→ **WORK TO BE COMPLETED**
Go through the entries below and count the lines holding the word "grupp". Reply with only the number, please.

→ **RECORDED DATA**
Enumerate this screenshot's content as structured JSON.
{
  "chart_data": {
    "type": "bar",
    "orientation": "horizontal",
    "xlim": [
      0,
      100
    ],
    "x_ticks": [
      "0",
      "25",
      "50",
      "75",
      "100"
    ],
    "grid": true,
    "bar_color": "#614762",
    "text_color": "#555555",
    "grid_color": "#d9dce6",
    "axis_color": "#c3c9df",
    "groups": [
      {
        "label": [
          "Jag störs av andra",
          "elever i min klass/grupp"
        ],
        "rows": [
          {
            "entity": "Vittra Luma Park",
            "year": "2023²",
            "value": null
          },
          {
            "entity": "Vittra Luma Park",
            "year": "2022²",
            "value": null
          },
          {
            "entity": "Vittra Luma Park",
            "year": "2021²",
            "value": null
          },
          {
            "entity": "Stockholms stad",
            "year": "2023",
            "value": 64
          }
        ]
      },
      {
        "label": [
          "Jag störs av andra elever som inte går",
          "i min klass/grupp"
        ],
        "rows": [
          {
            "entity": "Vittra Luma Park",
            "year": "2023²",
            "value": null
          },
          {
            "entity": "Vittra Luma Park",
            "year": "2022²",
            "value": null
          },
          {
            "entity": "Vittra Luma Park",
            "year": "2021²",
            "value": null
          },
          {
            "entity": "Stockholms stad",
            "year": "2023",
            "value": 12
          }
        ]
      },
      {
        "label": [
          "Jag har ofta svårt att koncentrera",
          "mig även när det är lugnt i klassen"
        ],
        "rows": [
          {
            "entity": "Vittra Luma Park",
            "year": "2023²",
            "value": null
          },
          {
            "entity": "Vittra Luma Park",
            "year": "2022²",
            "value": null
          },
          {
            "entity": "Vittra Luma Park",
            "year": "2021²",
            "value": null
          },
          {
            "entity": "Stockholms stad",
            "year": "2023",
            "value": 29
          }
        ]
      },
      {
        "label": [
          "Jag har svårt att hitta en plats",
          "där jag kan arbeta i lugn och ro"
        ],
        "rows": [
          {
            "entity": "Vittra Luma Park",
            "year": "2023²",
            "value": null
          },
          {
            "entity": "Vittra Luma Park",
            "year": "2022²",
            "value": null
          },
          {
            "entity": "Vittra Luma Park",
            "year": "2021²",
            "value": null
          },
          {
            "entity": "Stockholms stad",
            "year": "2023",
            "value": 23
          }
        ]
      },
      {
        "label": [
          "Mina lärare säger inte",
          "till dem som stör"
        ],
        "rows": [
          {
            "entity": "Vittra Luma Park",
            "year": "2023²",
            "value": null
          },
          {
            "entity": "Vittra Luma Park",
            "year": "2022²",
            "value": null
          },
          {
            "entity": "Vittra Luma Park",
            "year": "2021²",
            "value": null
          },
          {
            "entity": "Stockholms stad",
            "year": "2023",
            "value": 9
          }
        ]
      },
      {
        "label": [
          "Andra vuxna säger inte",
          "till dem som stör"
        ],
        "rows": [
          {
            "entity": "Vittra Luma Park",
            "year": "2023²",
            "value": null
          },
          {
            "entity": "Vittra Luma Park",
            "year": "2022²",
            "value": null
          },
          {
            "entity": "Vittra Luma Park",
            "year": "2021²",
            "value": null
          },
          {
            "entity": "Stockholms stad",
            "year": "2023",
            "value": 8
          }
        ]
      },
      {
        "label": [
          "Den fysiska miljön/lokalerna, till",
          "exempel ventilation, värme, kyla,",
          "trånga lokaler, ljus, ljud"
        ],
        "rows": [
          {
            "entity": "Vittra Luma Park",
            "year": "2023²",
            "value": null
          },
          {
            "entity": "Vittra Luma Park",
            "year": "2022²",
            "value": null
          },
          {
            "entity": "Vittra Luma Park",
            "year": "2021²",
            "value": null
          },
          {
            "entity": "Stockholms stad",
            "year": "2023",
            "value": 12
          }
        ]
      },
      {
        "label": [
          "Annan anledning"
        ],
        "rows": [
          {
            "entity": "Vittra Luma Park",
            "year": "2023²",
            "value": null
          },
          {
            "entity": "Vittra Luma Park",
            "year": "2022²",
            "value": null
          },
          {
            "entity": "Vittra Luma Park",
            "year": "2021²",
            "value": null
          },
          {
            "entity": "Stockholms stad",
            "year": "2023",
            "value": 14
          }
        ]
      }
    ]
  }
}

→ **COMPLETE ANSWER**
2